(begin)

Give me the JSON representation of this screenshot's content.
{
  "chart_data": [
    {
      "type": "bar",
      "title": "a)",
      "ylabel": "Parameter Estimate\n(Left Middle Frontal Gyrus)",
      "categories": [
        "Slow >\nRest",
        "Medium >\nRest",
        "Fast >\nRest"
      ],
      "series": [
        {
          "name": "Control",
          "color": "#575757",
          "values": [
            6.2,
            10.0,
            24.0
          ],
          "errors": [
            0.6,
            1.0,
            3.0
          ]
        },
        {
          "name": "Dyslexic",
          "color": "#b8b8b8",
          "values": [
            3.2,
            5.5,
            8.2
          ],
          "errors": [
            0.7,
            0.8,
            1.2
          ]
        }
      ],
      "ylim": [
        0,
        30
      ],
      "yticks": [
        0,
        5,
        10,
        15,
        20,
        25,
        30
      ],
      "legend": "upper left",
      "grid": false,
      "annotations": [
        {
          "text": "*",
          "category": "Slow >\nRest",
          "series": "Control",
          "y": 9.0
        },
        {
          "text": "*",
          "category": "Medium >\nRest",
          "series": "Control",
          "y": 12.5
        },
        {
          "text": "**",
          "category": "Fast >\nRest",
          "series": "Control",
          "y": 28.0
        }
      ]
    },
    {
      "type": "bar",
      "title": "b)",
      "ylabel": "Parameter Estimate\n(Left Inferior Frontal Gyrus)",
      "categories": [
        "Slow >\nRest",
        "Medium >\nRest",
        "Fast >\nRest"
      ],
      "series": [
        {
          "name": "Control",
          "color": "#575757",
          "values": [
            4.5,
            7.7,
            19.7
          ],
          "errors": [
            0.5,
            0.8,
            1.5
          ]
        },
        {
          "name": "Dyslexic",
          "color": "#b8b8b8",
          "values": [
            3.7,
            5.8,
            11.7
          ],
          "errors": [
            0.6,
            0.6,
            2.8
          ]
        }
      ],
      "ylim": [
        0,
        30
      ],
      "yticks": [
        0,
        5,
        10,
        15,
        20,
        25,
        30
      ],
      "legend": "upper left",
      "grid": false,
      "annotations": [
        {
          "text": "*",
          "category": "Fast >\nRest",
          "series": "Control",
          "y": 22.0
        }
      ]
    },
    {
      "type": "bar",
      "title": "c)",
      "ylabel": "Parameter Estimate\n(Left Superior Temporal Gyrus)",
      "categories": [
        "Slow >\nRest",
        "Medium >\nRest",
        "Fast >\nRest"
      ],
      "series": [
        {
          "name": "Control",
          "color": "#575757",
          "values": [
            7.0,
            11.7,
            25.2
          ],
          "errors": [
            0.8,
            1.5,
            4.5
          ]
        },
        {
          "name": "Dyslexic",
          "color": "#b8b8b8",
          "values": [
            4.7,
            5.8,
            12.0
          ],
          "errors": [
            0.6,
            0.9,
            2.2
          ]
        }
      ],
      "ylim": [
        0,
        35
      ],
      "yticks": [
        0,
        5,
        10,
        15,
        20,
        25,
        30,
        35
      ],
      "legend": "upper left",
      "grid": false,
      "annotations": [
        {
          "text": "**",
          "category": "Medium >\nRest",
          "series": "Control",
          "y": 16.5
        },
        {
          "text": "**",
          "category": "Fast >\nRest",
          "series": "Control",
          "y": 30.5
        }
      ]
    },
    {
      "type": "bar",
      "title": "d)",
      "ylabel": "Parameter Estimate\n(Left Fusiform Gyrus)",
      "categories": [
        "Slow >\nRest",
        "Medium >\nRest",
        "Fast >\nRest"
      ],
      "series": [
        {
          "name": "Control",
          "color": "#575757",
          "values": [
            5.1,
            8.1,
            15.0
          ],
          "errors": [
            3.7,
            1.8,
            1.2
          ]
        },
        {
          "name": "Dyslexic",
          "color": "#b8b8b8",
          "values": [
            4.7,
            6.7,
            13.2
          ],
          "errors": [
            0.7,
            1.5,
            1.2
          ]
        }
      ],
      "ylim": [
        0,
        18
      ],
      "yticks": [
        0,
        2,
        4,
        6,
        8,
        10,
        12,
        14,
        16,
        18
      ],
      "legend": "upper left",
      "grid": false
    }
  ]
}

(end)

- **THE REQUEST**:
Identify and copy lines that hold the string "Gyrus".

- **THE COMPLETED TASK**:
      "ylabel": "Parameter Estimate\n(Left Middle Frontal Gyrus)",
      "ylabel": "Parameter Estimate\n(Left Inferior Frontal Gyrus)",
      "ylabel": "Parameter Estimate\n(Left Superior Temporal Gyrus)",
      "ylabel": "Parameter Estimate\n(Left Fusiform Gyrus)",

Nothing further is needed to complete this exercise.